What to produce. Make an exact copy of the records, dropping all pictures.

Records from a data collection
◇ ◇ ◇ ◇ ◇

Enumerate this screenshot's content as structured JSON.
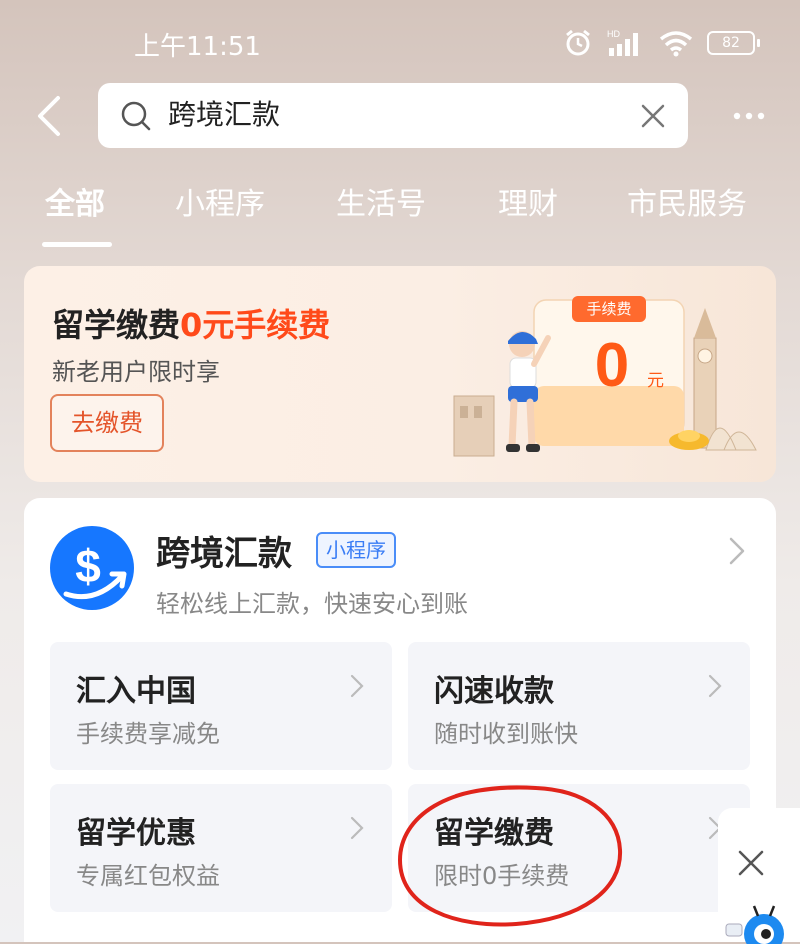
{
  "status_bar": {
    "time": "上午11:51",
    "signal_label": "HD",
    "battery": "82"
  },
  "search": {
    "query": "跨境汇款"
  },
  "tabs": [
    {
      "label": "全部",
      "active": true
    },
    {
      "label": "小程序"
    },
    {
      "label": "生活号"
    },
    {
      "label": "理财"
    },
    {
      "label": "市民服务"
    }
  ],
  "banner": {
    "title_prefix": "留学缴费",
    "title_highlight": "0元手续费",
    "subtitle": "新老用户限时享",
    "button": "去缴费",
    "badge": "手续费",
    "amount": "0",
    "unit": "元"
  },
  "app": {
    "name": "跨境汇款",
    "tag": "小程序",
    "description": "轻松线上汇款，快速安心到账",
    "services": [
      {
        "title": "汇入中国",
        "desc": "手续费享减免"
      },
      {
        "title": "闪速收款",
        "desc": "随时收到账快"
      },
      {
        "title": "留学优惠",
        "desc": "专属红包权益"
      },
      {
        "title": "留学缴费",
        "desc": "限时0手续费"
      }
    ]
  },
  "colors": {
    "accent": "#ff4a1a",
    "tag_blue": "#3a7df5",
    "annotation_red": "#e0241b"
  }
}
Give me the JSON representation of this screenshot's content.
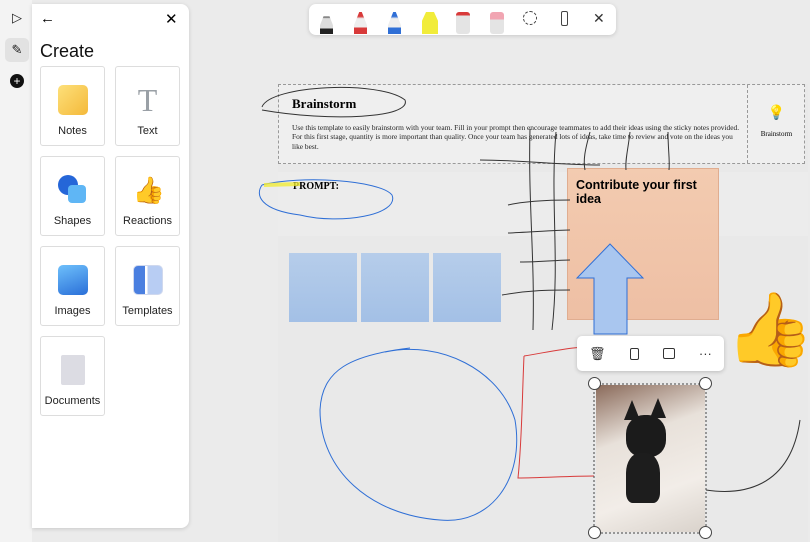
{
  "rail": {
    "icons": [
      "select-icon",
      "pen-icon",
      "add-icon"
    ]
  },
  "panel": {
    "title": "Create",
    "tiles": [
      {
        "label": "Notes",
        "icon": "notes-icon",
        "color": "#f7c948"
      },
      {
        "label": "Text",
        "icon": "text-icon",
        "color": "#9aa0a6"
      },
      {
        "label": "Shapes",
        "icon": "shapes-icon",
        "color": "#2f7de1"
      },
      {
        "label": "Reactions",
        "icon": "thumbs-up-icon",
        "color": "#f5b82e"
      },
      {
        "label": "Images",
        "icon": "image-icon",
        "color": "#3b8ee8"
      },
      {
        "label": "Templates",
        "icon": "templates-icon",
        "color": "#5a8de0"
      },
      {
        "label": "Documents",
        "icon": "document-icon",
        "color": "#c8c8d0"
      }
    ]
  },
  "toolbar": {
    "tools": [
      "black-pen",
      "red-pen",
      "blue-pen",
      "yellow-highlighter",
      "red-marker",
      "eraser",
      "lasso",
      "ruler",
      "close"
    ],
    "colors": {
      "black": "#222222",
      "red": "#d83a3a",
      "blue": "#2f6fd6",
      "yellow": "#f1ec3a"
    }
  },
  "template": {
    "title": "Brainstorm",
    "description": "Use this template to easily brainstorm with your team. Fill in your prompt then encourage teammates to add their ideas using the sticky notes provided. For this first stage, quantity is more important than quality. Once your team has generated lots of ideas, take time to review and vote on the ideas you like best.",
    "side_label": "Brainstorm",
    "prompt": "PROMPT:"
  },
  "note": {
    "text": "Contribute your first idea",
    "color": "#f3cbb0"
  },
  "context_menu": [
    "delete-icon",
    "copy-icon",
    "image-icon",
    "more-icon"
  ],
  "more_label": "···"
}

◇ ◇ ◇ ◇ ◇

Task result.
Enumerate this screenshot's content as structured JSON.
{
  "status_bar": {
    "time": "上午11:51",
    "signal_label": "HD",
    "battery": "82"
  },
  "search": {
    "query": "跨境汇款"
  },
  "tabs": [
    {
      "label": "全部",
      "active": true
    },
    {
      "label": "小程序"
    },
    {
      "label": "生活号"
    },
    {
      "label": "理财"
    },
    {
      "label": "市民服务"
    }
  ],
  "banner": {
    "title_prefix": "留学缴费",
    "title_highlight": "0元手续费",
    "subtitle": "新老用户限时享",
    "button": "去缴费",
    "badge": "手续费",
    "amount": "0",
    "unit": "元"
  },
  "app": {
    "name": "跨境汇款",
    "tag": "小程序",
    "description": "轻松线上汇款，快速安心到账",
    "services": [
      {
        "title": "汇入中国",
        "desc": "手续费享减免"
      },
      {
        "title": "闪速收款",
        "desc": "随时收到账快"
      },
      {
        "title": "留学优惠",
        "desc": "专属红包权益"
      },
      {
        "title": "留学缴费",
        "desc": "限时0手续费"
      }
    ]
  },
  "colors": {
    "accent": "#ff4a1a",
    "tag_blue": "#3a7df5",
    "annotation_red": "#e0241b"
  }
}
Give me the JSON representation of this screenshot's content.
{
  "rail": {
    "icons": [
      "select-icon",
      "pen-icon",
      "add-icon"
    ]
  },
  "panel": {
    "title": "Create",
    "tiles": [
      {
        "label": "Notes",
        "icon": "notes-icon",
        "color": "#f7c948"
      },
      {
        "label": "Text",
        "icon": "text-icon",
        "color": "#9aa0a6"
      },
      {
        "label": "Shapes",
        "icon": "shapes-icon",
        "color": "#2f7de1"
      },
      {
        "label": "Reactions",
        "icon": "thumbs-up-icon",
        "color": "#f5b82e"
      },
      {
        "label": "Images",
        "icon": "image-icon",
        "color": "#3b8ee8"
      },
      {
        "label": "Templates",
        "icon": "templates-icon",
        "color": "#5a8de0"
      },
      {
        "label": "Documents",
        "icon": "document-icon",
        "color": "#c8c8d0"
      }
    ]
  },
  "toolbar": {
    "tools": [
      "black-pen",
      "red-pen",
      "blue-pen",
      "yellow-highlighter",
      "red-marker",
      "eraser",
      "lasso",
      "ruler",
      "close"
    ],
    "colors": {
      "black": "#222222",
      "red": "#d83a3a",
      "blue": "#2f6fd6",
      "yellow": "#f1ec3a"
    }
  },
  "template": {
    "title": "Brainstorm",
    "description": "Use this template to easily brainstorm with your team. Fill in your prompt then encourage teammates to add their ideas using the sticky notes provided. For this first stage, quantity is more important than quality. Once your team has generated lots of ideas, take time to review and vote on the ideas you like best.",
    "side_label": "Brainstorm",
    "prompt": "PROMPT:"
  },
  "note": {
    "text": "Contribute your first idea",
    "color": "#f3cbb0"
  },
  "context_menu": [
    "delete-icon",
    "copy-icon",
    "image-icon",
    "more-icon"
  ],
  "more_label": "···"
}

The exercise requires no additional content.